Given instruction: Return the lines where the word "Climate" occurs.

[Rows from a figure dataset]
>>

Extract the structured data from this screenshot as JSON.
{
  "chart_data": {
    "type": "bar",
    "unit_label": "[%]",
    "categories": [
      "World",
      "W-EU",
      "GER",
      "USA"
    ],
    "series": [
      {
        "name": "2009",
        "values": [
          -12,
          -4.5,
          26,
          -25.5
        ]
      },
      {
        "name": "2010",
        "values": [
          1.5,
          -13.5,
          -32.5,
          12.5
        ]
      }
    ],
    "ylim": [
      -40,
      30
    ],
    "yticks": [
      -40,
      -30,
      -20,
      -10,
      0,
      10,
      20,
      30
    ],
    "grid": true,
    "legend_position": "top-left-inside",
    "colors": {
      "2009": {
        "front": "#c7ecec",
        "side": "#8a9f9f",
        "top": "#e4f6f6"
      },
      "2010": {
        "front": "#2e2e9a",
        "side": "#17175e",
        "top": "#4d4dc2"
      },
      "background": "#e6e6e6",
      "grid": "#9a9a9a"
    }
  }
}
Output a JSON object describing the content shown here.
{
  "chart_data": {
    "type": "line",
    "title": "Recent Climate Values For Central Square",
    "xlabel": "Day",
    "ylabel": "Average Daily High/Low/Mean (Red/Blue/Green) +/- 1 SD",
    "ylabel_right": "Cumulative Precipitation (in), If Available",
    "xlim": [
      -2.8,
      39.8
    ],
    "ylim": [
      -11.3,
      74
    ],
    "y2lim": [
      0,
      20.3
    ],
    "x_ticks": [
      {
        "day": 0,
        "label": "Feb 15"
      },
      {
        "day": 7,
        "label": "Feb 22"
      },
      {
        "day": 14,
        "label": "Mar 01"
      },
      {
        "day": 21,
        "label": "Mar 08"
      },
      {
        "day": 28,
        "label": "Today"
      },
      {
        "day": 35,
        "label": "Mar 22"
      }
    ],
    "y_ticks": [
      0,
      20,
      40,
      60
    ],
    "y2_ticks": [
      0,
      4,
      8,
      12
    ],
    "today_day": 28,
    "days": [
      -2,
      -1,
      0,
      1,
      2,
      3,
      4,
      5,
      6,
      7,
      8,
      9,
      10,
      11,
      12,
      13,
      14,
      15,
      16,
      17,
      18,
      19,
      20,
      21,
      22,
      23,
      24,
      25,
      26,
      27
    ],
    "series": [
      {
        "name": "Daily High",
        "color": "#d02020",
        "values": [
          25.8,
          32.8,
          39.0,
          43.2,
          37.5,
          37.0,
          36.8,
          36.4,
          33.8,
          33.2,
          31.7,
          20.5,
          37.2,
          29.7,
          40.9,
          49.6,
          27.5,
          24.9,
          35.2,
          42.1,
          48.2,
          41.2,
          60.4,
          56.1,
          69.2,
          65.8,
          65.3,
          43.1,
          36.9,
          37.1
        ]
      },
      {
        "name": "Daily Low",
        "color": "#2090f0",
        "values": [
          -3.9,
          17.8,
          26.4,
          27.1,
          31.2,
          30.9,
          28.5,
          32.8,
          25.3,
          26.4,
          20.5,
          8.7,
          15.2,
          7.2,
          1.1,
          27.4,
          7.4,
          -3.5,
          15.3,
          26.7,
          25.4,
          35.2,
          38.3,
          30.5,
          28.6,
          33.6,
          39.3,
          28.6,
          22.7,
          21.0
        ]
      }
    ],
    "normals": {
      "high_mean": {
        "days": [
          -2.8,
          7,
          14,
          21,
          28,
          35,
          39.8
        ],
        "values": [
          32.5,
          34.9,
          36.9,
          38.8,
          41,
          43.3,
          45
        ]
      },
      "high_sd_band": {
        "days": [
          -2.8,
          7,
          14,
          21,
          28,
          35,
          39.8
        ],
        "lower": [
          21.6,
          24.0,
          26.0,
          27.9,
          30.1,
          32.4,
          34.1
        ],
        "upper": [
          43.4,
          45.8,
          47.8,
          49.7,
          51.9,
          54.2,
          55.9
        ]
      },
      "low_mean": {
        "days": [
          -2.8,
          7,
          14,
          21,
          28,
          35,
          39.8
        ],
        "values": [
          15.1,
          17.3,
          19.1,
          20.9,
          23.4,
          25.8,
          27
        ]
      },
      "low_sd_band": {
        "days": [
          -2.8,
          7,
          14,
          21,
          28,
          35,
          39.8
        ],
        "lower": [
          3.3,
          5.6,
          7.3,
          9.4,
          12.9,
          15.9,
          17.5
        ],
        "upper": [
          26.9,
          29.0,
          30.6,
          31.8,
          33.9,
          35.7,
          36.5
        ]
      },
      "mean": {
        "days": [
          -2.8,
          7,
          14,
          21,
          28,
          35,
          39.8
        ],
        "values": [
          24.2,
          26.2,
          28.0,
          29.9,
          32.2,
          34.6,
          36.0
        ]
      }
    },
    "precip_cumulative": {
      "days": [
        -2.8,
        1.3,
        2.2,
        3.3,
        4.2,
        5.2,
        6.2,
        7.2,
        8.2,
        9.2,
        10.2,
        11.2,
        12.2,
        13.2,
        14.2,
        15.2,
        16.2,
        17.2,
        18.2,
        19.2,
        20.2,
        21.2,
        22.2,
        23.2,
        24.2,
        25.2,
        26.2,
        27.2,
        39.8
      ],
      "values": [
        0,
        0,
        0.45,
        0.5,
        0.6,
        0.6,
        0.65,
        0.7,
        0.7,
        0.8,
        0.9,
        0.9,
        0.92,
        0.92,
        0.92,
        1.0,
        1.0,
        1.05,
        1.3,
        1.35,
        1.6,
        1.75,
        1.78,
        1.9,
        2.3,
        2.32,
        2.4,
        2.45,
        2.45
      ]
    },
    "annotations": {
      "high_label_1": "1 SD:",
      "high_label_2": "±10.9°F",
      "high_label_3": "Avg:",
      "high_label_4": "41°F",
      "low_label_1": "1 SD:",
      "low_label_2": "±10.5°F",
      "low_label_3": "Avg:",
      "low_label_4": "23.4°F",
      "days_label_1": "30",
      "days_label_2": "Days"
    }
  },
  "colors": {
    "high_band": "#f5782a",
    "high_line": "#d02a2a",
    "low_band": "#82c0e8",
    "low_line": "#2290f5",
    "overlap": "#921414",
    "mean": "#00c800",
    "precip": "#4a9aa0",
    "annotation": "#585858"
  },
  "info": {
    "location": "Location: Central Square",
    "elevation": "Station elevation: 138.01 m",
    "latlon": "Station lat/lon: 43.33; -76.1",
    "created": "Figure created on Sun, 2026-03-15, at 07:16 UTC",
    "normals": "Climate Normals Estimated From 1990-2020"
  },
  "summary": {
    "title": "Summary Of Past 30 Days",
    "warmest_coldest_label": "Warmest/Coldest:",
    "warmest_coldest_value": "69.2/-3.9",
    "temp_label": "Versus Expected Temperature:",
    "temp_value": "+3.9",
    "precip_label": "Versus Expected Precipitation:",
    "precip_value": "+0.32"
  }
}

<<

Full response:
    "title": "Recent Climate Values For Central Square",
    "normals": "Climate Normals Estimated From 1990-2020"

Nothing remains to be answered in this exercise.